▶ [Stated goal] Skip the pictures. Reproduce all other material exactly.

Data entries
########################################
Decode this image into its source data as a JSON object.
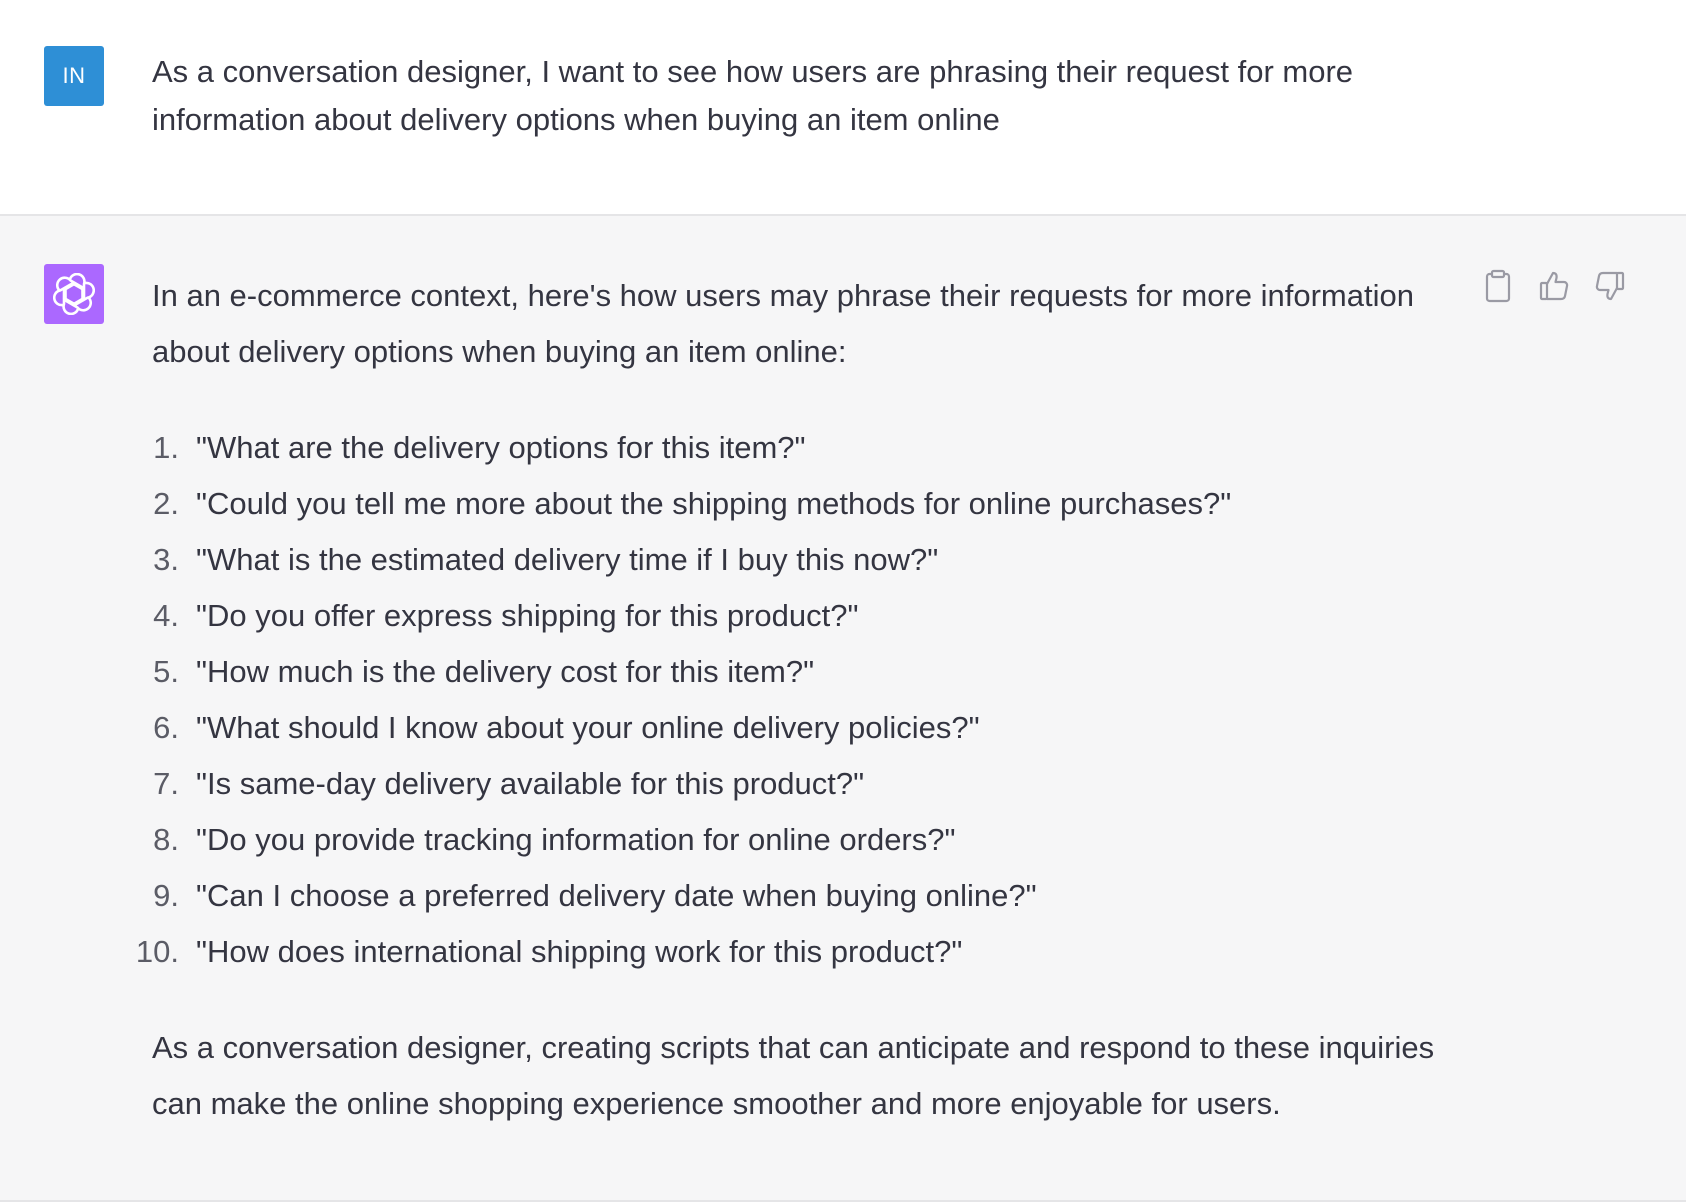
{
  "user_message": {
    "avatar_initials": "IN",
    "text": "As a conversation designer, I want to see how users are phrasing their request for more information about delivery options when buying an item online"
  },
  "assistant_message": {
    "intro": "In an e-commerce context, here's how users may phrase their requests for more information about delivery options when buying an item online:",
    "items": [
      {
        "num": "1.",
        "text": "\"What are the delivery options for this item?\""
      },
      {
        "num": "2.",
        "text": "\"Could you tell me more about the shipping methods for online purchases?\""
      },
      {
        "num": "3.",
        "text": "\"What is the estimated delivery time if I buy this now?\""
      },
      {
        "num": "4.",
        "text": "\"Do you offer express shipping for this product?\""
      },
      {
        "num": "5.",
        "text": "\"How much is the delivery cost for this item?\""
      },
      {
        "num": "6.",
        "text": "\"What should I know about your online delivery policies?\""
      },
      {
        "num": "7.",
        "text": "\"Is same-day delivery available for this product?\""
      },
      {
        "num": "8.",
        "text": "\"Do you provide tracking information for online orders?\""
      },
      {
        "num": "9.",
        "text": "\"Can I choose a preferred delivery date when buying online?\""
      },
      {
        "num": "10.",
        "text": "\"How does international shipping work for this product?\""
      }
    ],
    "outro": "As a conversation designer, creating scripts that can anticipate and respond to these inquiries can make the online shopping experience smoother and more enjoyable for users."
  },
  "actions": {
    "copy_icon": "clipboard-icon",
    "like_icon": "thumbs-up-icon",
    "dislike_icon": "thumbs-down-icon"
  },
  "colors": {
    "user_avatar": "#2e8fd6",
    "assistant_avatar": "#ab68ff",
    "assistant_bg": "#f6f6f7",
    "text": "#343541"
  }
}
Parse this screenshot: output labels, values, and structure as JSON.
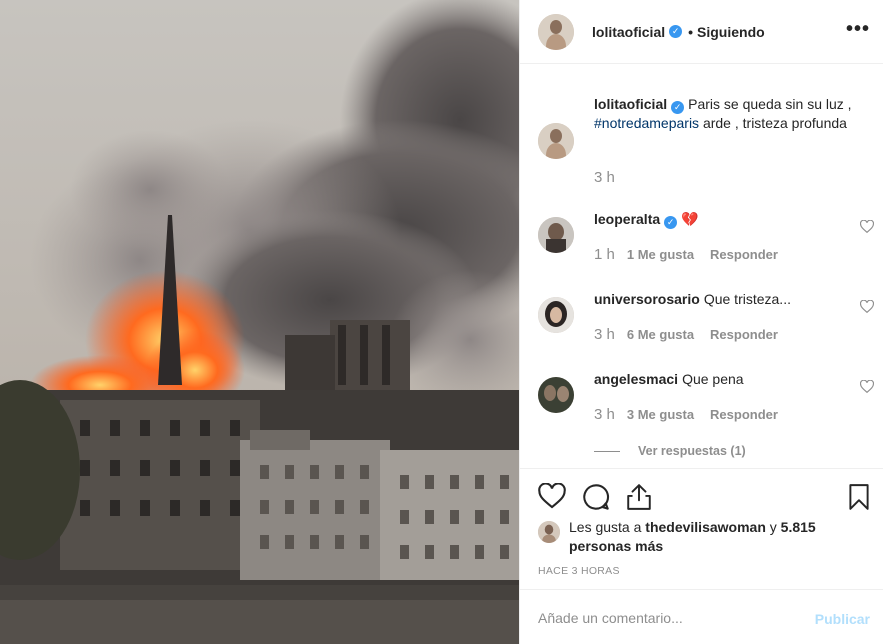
{
  "post": {
    "image_alt": "",
    "author": {
      "username": "lolitaoficial",
      "verified": true
    },
    "header": {
      "separator": "•",
      "follow_label": "Siguiendo",
      "more_label": "•••"
    },
    "caption": {
      "username": "lolitaoficial",
      "text_before": "Paris se queda sin su luz , ",
      "hashtag": "#notredameparis",
      "text_after": " arde , tristeza profunda",
      "time": "3 h"
    },
    "comments": [
      {
        "username": "leoperalta",
        "verified": true,
        "text": "💔",
        "time": "1 h",
        "likes": "1 Me gusta",
        "reply_label": "Responder"
      },
      {
        "username": "universorosario",
        "verified": false,
        "text": "Que tristeza...",
        "time": "3 h",
        "likes": "6 Me gusta",
        "reply_label": "Responder"
      },
      {
        "username": "angelesmaci",
        "verified": false,
        "text": "Que pena",
        "time": "3 h",
        "likes": "3 Me gusta",
        "reply_label": "Responder",
        "view_replies": "Ver respuestas (1)"
      }
    ],
    "actions": {
      "like_icon": "heart-icon",
      "comment_icon": "comment-icon",
      "share_icon": "share-icon",
      "save_icon": "bookmark-icon"
    },
    "likes_summary": {
      "prefix": "Les gusta a ",
      "username": "thedevilisawoman",
      "middle": " y ",
      "count": "5.815 personas más"
    },
    "time_ago": "HACE 3 HORAS",
    "comment_form": {
      "placeholder": "Añade un comentario...",
      "submit_label": "Publicar"
    },
    "colors": {
      "link_blue": "#003569",
      "verified_blue": "#3897f0",
      "muted": "#8e8e8e",
      "publish_disabled": "#b2dffc",
      "fire": "#ff5a1f"
    }
  }
}
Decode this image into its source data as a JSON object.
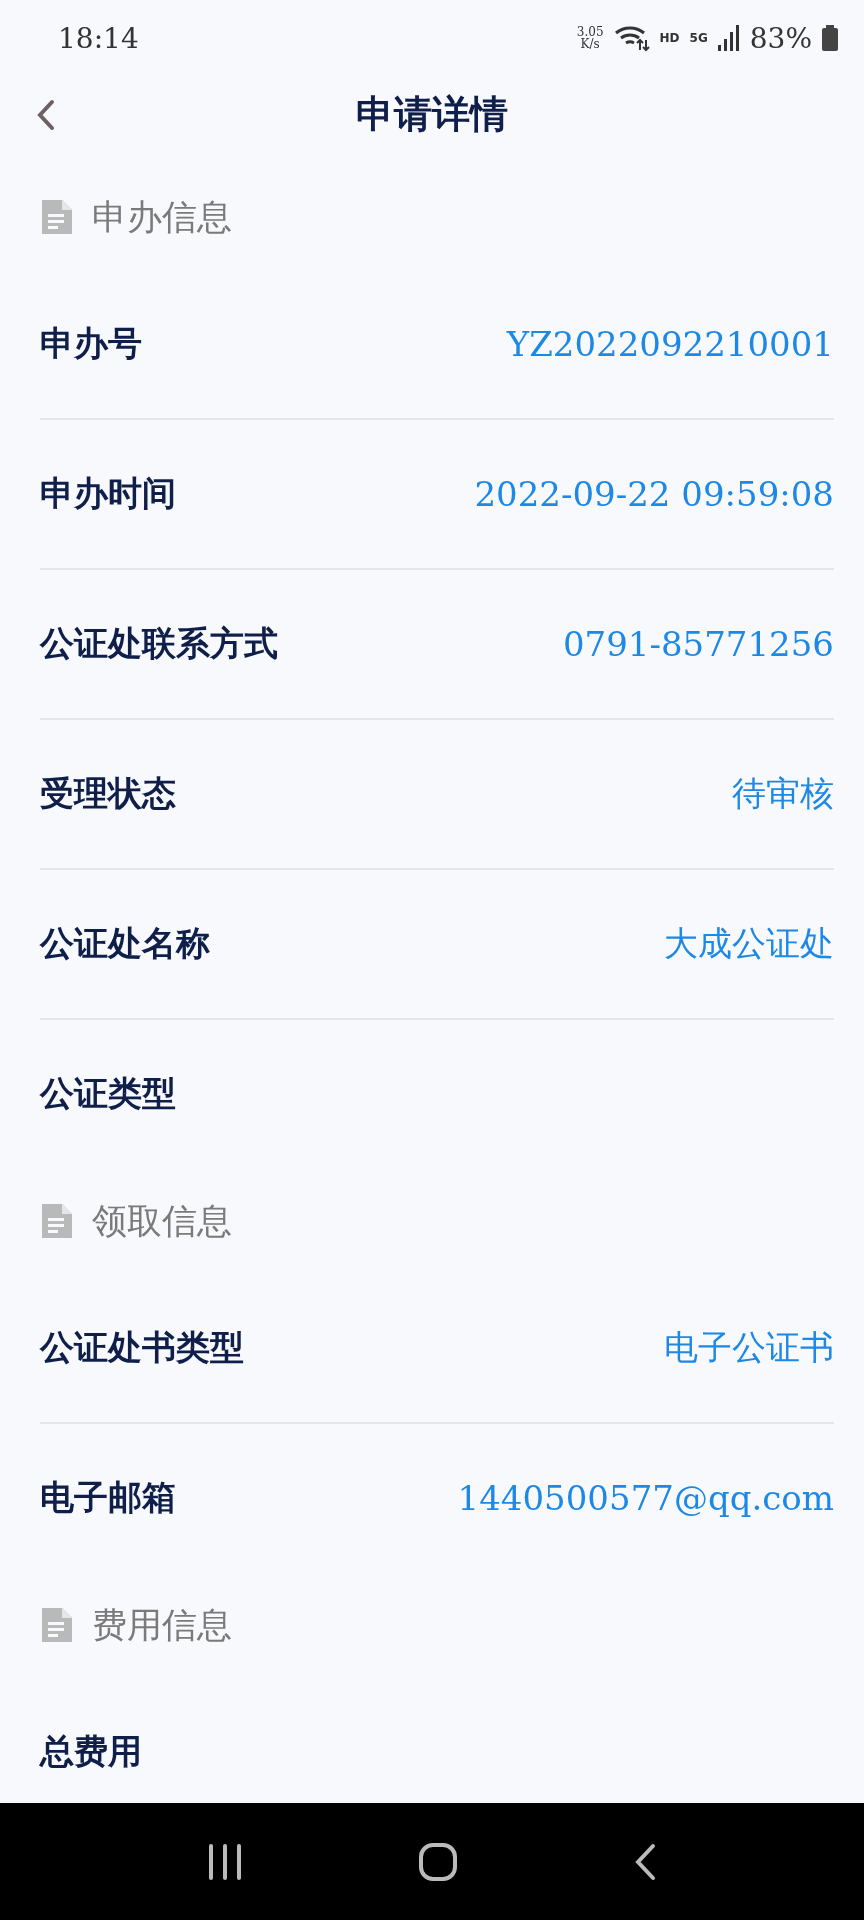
{
  "status_bar": {
    "time": "18:14",
    "speed_value": "3.05",
    "speed_unit": "K/s",
    "hd": "HD",
    "network": "5G",
    "battery": "83%"
  },
  "header": {
    "title": "申请详情"
  },
  "sections": [
    {
      "title": "申办信息",
      "rows": [
        {
          "label": "申办号",
          "value": "YZ2022092210001"
        },
        {
          "label": "申办时间",
          "value": "2022-09-22 09:59:08"
        },
        {
          "label": "公证处联系方式",
          "value": "0791-85771256"
        },
        {
          "label": "受理状态",
          "value": "待审核"
        },
        {
          "label": "公证处名称",
          "value": "大成公证处"
        },
        {
          "label": "公证类型"
        }
      ]
    },
    {
      "title": "领取信息",
      "rows": [
        {
          "label": "公证处书类型",
          "value": "电子公证书"
        },
        {
          "label": "电子邮箱",
          "value": "1440500577@qq.com"
        }
      ]
    },
    {
      "title": "费用信息",
      "rows": [
        {
          "label": "总费用"
        }
      ]
    }
  ]
}
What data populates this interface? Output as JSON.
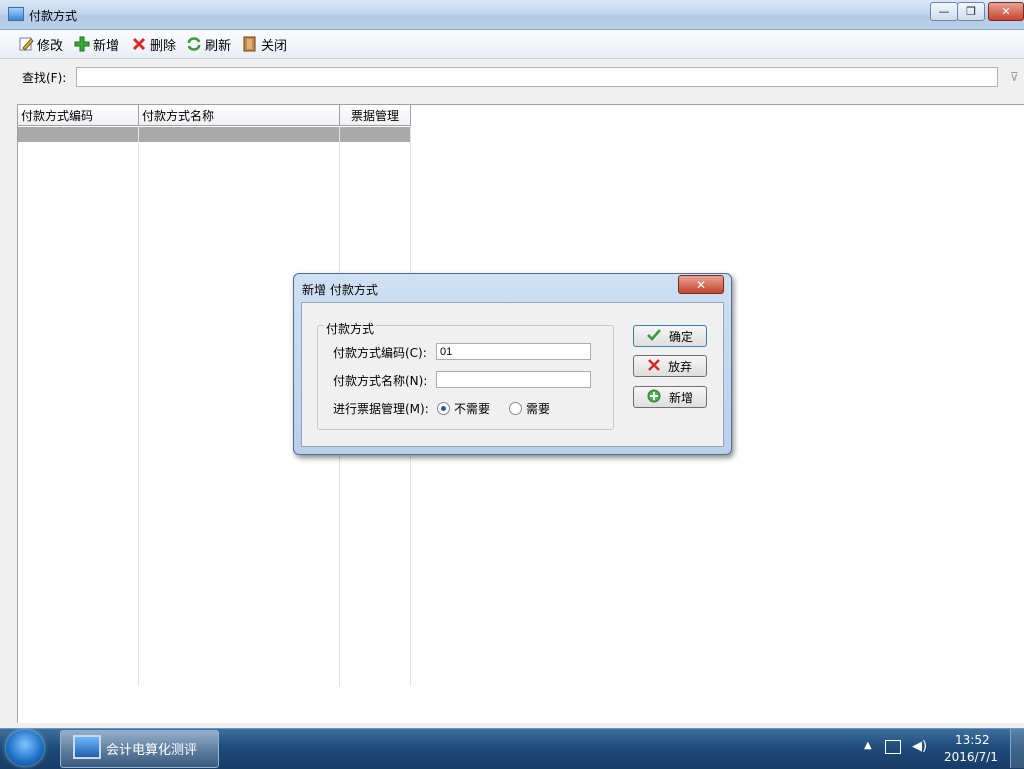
{
  "window": {
    "title": "付款方式",
    "min": "—",
    "max": "❐",
    "close": "✕"
  },
  "toolbar": {
    "edit": "修改",
    "add": "新增",
    "delete": "删除",
    "refresh": "刷新",
    "close": "关闭"
  },
  "search": {
    "label": "查找(F):",
    "value": ""
  },
  "grid": {
    "columns": [
      "付款方式编码",
      "付款方式名称",
      "票据管理"
    ],
    "rows": []
  },
  "dialog": {
    "title": "新增 付款方式",
    "close": "✕",
    "group_title": "付款方式",
    "code_label": "付款方式编码(C):",
    "code_value": "01",
    "name_label": "付款方式名称(N):",
    "name_value": "",
    "bill_label": "进行票据管理(M):",
    "options": [
      "不需要",
      "需要"
    ],
    "selected_option": "不需要",
    "ok": "确定",
    "cancel": "放弃",
    "new": "新增"
  },
  "taskbar": {
    "app_label": "会计电算化测评",
    "time": "13:52",
    "date": "2016/7/1"
  },
  "icons": [
    "pencil-icon",
    "plus-icon",
    "delete-x-icon",
    "refresh-icon",
    "door-icon",
    "filter-icon",
    "check-icon",
    "network-icon",
    "volume-icon"
  ]
}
########################################
▶ [Output below]
Decode this image into its source data as a JSON object.
{
  "user_message": {
    "avatar_initials": "IN",
    "text": "As a conversation designer, I want to see how users are phrasing their request for more information about delivery options when buying an item online"
  },
  "assistant_message": {
    "intro": "In an e-commerce context, here's how users may phrase their requests for more information about delivery options when buying an item online:",
    "items": [
      {
        "num": "1.",
        "text": "\"What are the delivery options for this item?\""
      },
      {
        "num": "2.",
        "text": "\"Could you tell me more about the shipping methods for online purchases?\""
      },
      {
        "num": "3.",
        "text": "\"What is the estimated delivery time if I buy this now?\""
      },
      {
        "num": "4.",
        "text": "\"Do you offer express shipping for this product?\""
      },
      {
        "num": "5.",
        "text": "\"How much is the delivery cost for this item?\""
      },
      {
        "num": "6.",
        "text": "\"What should I know about your online delivery policies?\""
      },
      {
        "num": "7.",
        "text": "\"Is same-day delivery available for this product?\""
      },
      {
        "num": "8.",
        "text": "\"Do you provide tracking information for online orders?\""
      },
      {
        "num": "9.",
        "text": "\"Can I choose a preferred delivery date when buying online?\""
      },
      {
        "num": "10.",
        "text": "\"How does international shipping work for this product?\""
      }
    ],
    "outro": "As a conversation designer, creating scripts that can anticipate and respond to these inquiries can make the online shopping experience smoother and more enjoyable for users."
  },
  "actions": {
    "copy_icon": "clipboard-icon",
    "like_icon": "thumbs-up-icon",
    "dislike_icon": "thumbs-down-icon"
  },
  "colors": {
    "user_avatar": "#2e8fd6",
    "assistant_avatar": "#ab68ff",
    "assistant_bg": "#f6f6f7",
    "text": "#343541"
  }
}
Parse this screenshot: output labels, values, and structure as JSON.
{
  "post": {
    "image_alt": "",
    "author": {
      "username": "lolitaoficial",
      "verified": true
    },
    "header": {
      "separator": "•",
      "follow_label": "Siguiendo",
      "more_label": "•••"
    },
    "caption": {
      "username": "lolitaoficial",
      "text_before": "Paris se queda sin su luz , ",
      "hashtag": "#notredameparis",
      "text_after": " arde , tristeza profunda",
      "time": "3 h"
    },
    "comments": [
      {
        "username": "leoperalta",
        "verified": true,
        "text": "💔",
        "time": "1 h",
        "likes": "1 Me gusta",
        "reply_label": "Responder"
      },
      {
        "username": "universorosario",
        "verified": false,
        "text": "Que tristeza...",
        "time": "3 h",
        "likes": "6 Me gusta",
        "reply_label": "Responder"
      },
      {
        "username": "angelesmaci",
        "verified": false,
        "text": "Que pena",
        "time": "3 h",
        "likes": "3 Me gusta",
        "reply_label": "Responder",
        "view_replies": "Ver respuestas (1)"
      }
    ],
    "actions": {
      "like_icon": "heart-icon",
      "comment_icon": "comment-icon",
      "share_icon": "share-icon",
      "save_icon": "bookmark-icon"
    },
    "likes_summary": {
      "prefix": "Les gusta a ",
      "username": "thedevilisawoman",
      "middle": " y ",
      "count": "5.815 personas más"
    },
    "time_ago": "HACE 3 HORAS",
    "comment_form": {
      "placeholder": "Añade un comentario...",
      "submit_label": "Publicar"
    },
    "colors": {
      "link_blue": "#003569",
      "verified_blue": "#3897f0",
      "muted": "#8e8e8e",
      "publish_disabled": "#b2dffc",
      "fire": "#ff5a1f"
    }
  }
}
Decode this image into its source data as a JSON object.
{
  "status_bar": {
    "time": "18:14",
    "speed_value": "3.05",
    "speed_unit": "K/s",
    "hd": "HD",
    "network": "5G",
    "battery": "83%"
  },
  "header": {
    "title": "申请详情"
  },
  "sections": [
    {
      "title": "申办信息",
      "rows": [
        {
          "label": "申办号",
          "value": "YZ2022092210001"
        },
        {
          "label": "申办时间",
          "value": "2022-09-22 09:59:08"
        },
        {
          "label": "公证处联系方式",
          "value": "0791-85771256"
        },
        {
          "label": "受理状态",
          "value": "待审核"
        },
        {
          "label": "公证处名称",
          "value": "大成公证处"
        },
        {
          "label": "公证类型"
        }
      ]
    },
    {
      "title": "领取信息",
      "rows": [
        {
          "label": "公证处书类型",
          "value": "电子公证书"
        },
        {
          "label": "电子邮箱",
          "value": "1440500577@qq.com"
        }
      ]
    },
    {
      "title": "费用信息",
      "rows": [
        {
          "label": "总费用"
        }
      ]
    }
  ]
}
What data populates this interface? Output as JSON.
{
  "window": {
    "title": "付款方式",
    "min": "—",
    "max": "❐",
    "close": "✕"
  },
  "toolbar": {
    "edit": "修改",
    "add": "新增",
    "delete": "删除",
    "refresh": "刷新",
    "close": "关闭"
  },
  "search": {
    "label": "查找(F):",
    "value": ""
  },
  "grid": {
    "columns": [
      "付款方式编码",
      "付款方式名称",
      "票据管理"
    ],
    "rows": []
  },
  "dialog": {
    "title": "新增 付款方式",
    "close": "✕",
    "group_title": "付款方式",
    "code_label": "付款方式编码(C):",
    "code_value": "01",
    "name_label": "付款方式名称(N):",
    "name_value": "",
    "bill_label": "进行票据管理(M):",
    "options": [
      "不需要",
      "需要"
    ],
    "selected_option": "不需要",
    "ok": "确定",
    "cancel": "放弃",
    "new": "新增"
  },
  "taskbar": {
    "app_label": "会计电算化测评",
    "time": "13:52",
    "date": "2016/7/1"
  },
  "icons": [
    "pencil-icon",
    "plus-icon",
    "delete-x-icon",
    "refresh-icon",
    "door-icon",
    "filter-icon",
    "check-icon",
    "network-icon",
    "volume-icon"
  ]
}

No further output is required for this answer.